After locating the line that contains "What text is on this page?", quote it and all lines after it through the end of the entries, and nothing more. Pictures stay out.

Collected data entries
○ ○ ○ ○ ○ ○ ○

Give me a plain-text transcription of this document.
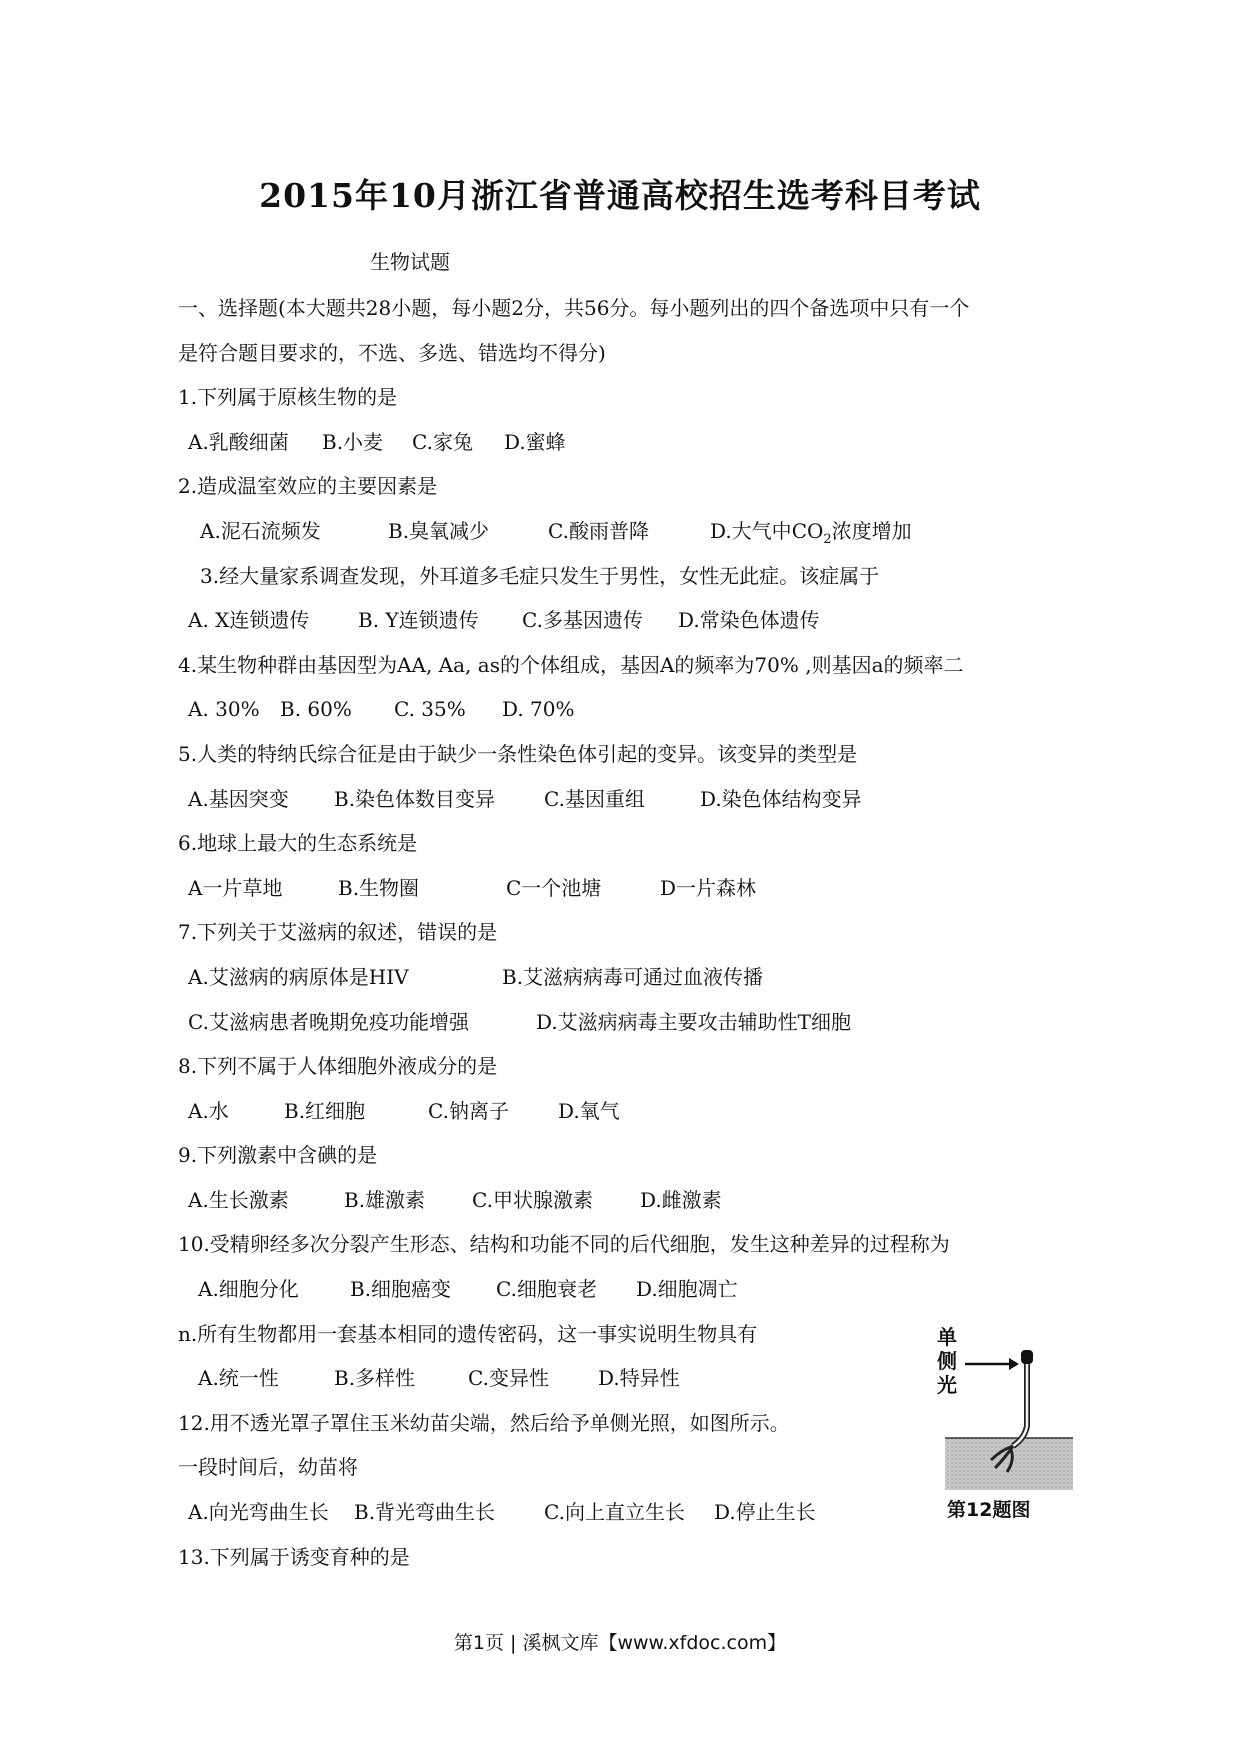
2015年10月浙江省普通高校招生选考科目考试
生物试题
一、选择题(本大题共28小题，每小题2分，共56分。每小题列出的四个备选项中只有一个
是符合题目要求的，不选、多选、错选均不得分)
1.下列属于原核生物的是
A.乳酸细菌 B.小麦 C.家兔 D.蜜蜂
2.造成温室效应的主要因素是
A.泥石流频发	B.臭氧减少	C.酸雨普降	D.大气中$CO_2$浓度增加
3.经大量家系调查发现，外耳道多毛症只发生于男性，女性无此症。该症属于
A. X连锁遗传 B. Y连锁遗传 C.多基因遗传 D.常染色体遗传
4.某生物种群由基因型为AA, Aa, as的个体组成，基因A的频率为70% ,则基因a的频率二
A. 30% B. 60% C. 35% D. 70%
5.人类的特纳氏综合征是由于缺少一条性染色体引起的变异。该变异的类型是
A.基因突变 B.染色体数目变异 C.基因重组	D.染色体结构变异
6.地球上最大的生态系统是
A一片草地	B.生物圈	C一个池塘	D一片森林
7.下列关于艾滋病的叙述，错误的是
A.艾滋病的病原体是HIV	B.艾滋病病毒可通过血液传播
C.艾滋病患者晚期免疫功能增强	D.艾滋病病毒主要攻击辅助性T细胞
8.下列不属于人体细胞外液成分的是
A.水	B.红细胞	C.钠离子 D.氧气
9.下列激素中含碘的是
A.生长激素	B.雄激素 C.甲状腺激素 D.雌激素
10.受精卵经多次分裂产生形态、结构和功能不同的后代细胞，发生这种差异的过程称为
A.细胞分化	B.细胞癌变 C.细胞衰老 D.细胞凋亡
n.所有生物都用一套基本相同的遗传密码，这一事实说明生物具有
A.统一性	B.多样性	C.变异性 D.特异性
12.用不透光罩子罩住玉米幼苗尖端，然后给予单侧光照，如图所示。
一段时间后，幼苗将
A.向光弯曲生长 B.背光弯曲生长 C.向上直立生长 D.停止生长
13.下列属于诱变育种的是
单
侧
光
第12题图
第1页 | 溪枫文库【www.xfdoc.com】
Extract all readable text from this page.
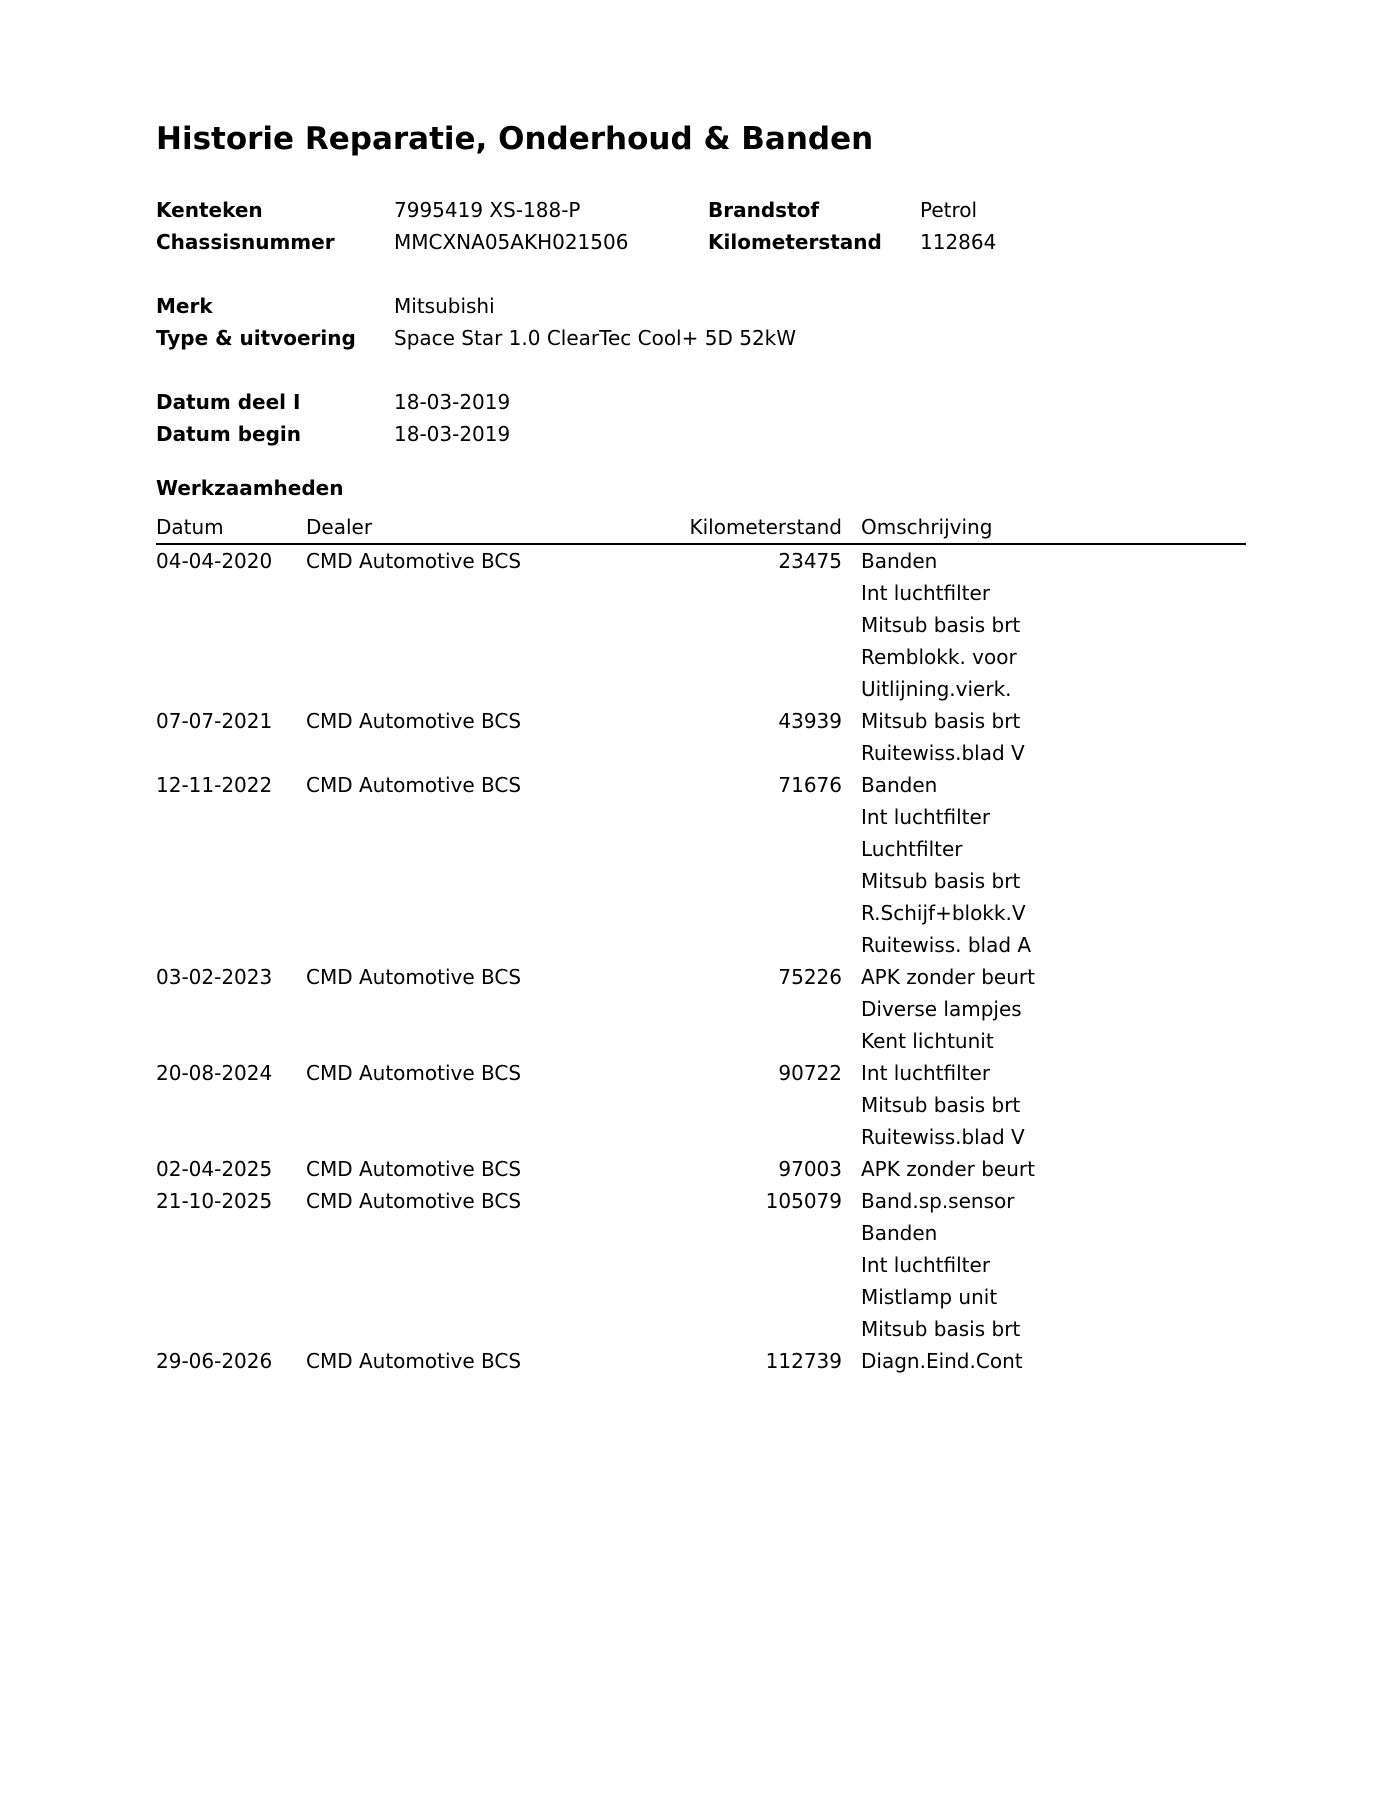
Historie Reparatie, Onderhoud & Banden
Kenteken	7995419 XS-188-P	Brandstof	Petrol
Chassisnummer	MMCXNA05AKH021506	Kilometerstand 112864
Merk	Mitsubishi
Type & uitvoering Space Star 1.0 ClearTec Cool+ 5D 52kW
Datum deel I	18-03-2019
Datum begin	18-03-2019
Werkzaamheden
Datum	Dealer	Kilometerstand Omschrijving
04-04-2020 CMD Automotive BCS	23475 Banden
Int luchtfilter
Mitsub basis brt
Remblokk. voor
Uitlijning.vierk.
07-07-2021 CMD Automotive BCS	43939 Mitsub basis brt
Ruitewiss.blad V
12-11-2022 CMD Automotive BCS	71676 Banden
Int luchtfilter
Luchtfilter
Mitsub basis brt
R.Schijf+blokk.V
Ruitewiss. blad A
03-02-2023 CMD Automotive BCS	75226 APK zonder beurt
Diverse lampjes
Kent lichtunit
20-08-2024 CMD Automotive BCS	90722 Int luchtfilter
Mitsub basis brt
Ruitewiss.blad V
02-04-2025 CMD Automotive BCS	97003 APK zonder beurt
21-10-2025 CMD Automotive BCS	105079 Band.sp.sensor
Banden
Int luchtfilter
Mistlamp unit
Mitsub basis brt
29-06-2026 CMD Automotive BCS	112739 Diagn.Eind.Cont
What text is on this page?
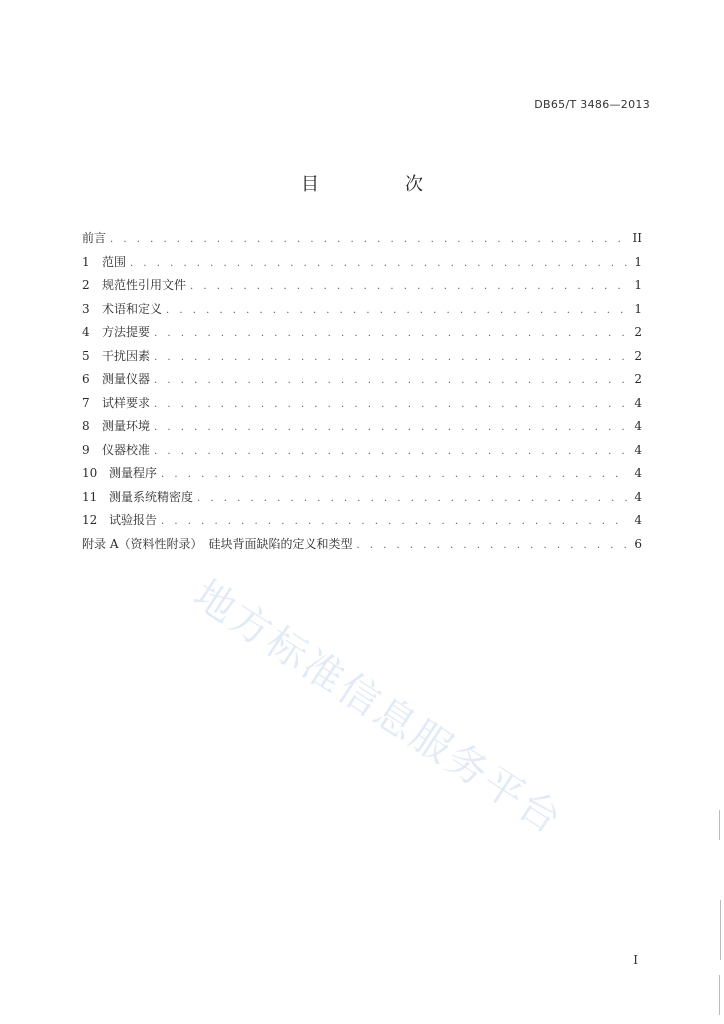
DB65/T 3486—2013
目　次
前言 . . .	II
1	范围 . . .	1
2	规范性引用文件 . . .	1
3	术语和定义 . . .	1
4	方法提要 . . .	2
5	干扰因素 . . .	2
6	测量仪器 . . .	2
7	试样要求 . . .	4
8	测量环境 . . .	4
9	仪器校准 . . .	4
10 测量程序 . . .	4
11 测量系统精密度 . . .	4
12 试验报告 . . .	4
附录 A（资料性附录）　硅块背面缺陷的定义和类型 . . .	6
地方标准信息服务平台
I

○ ○ ○ ○ ○ ○ ○

Written response:
What text is on this page?
DB65/T 3486—2013
目　次
前言 . . .	II
1	范围 . . .	1
2	规范性引用文件 . . .	1
3	术语和定义 . . .	1
4	方法提要 . . .	2
5	干扰因素 . . .	2
6	测量仪器 . . .	2
7	试样要求 . . .	4
8	测量环境 . . .	4
9	仪器校准 . . .	4
10 测量程序 . . .	4
11 测量系统精密度 . . .	4
12 试验报告 . . .	4
附录 A（资料性附录）　硅块背面缺陷的定义和类型 . . .	6
地方标准信息服务平台
I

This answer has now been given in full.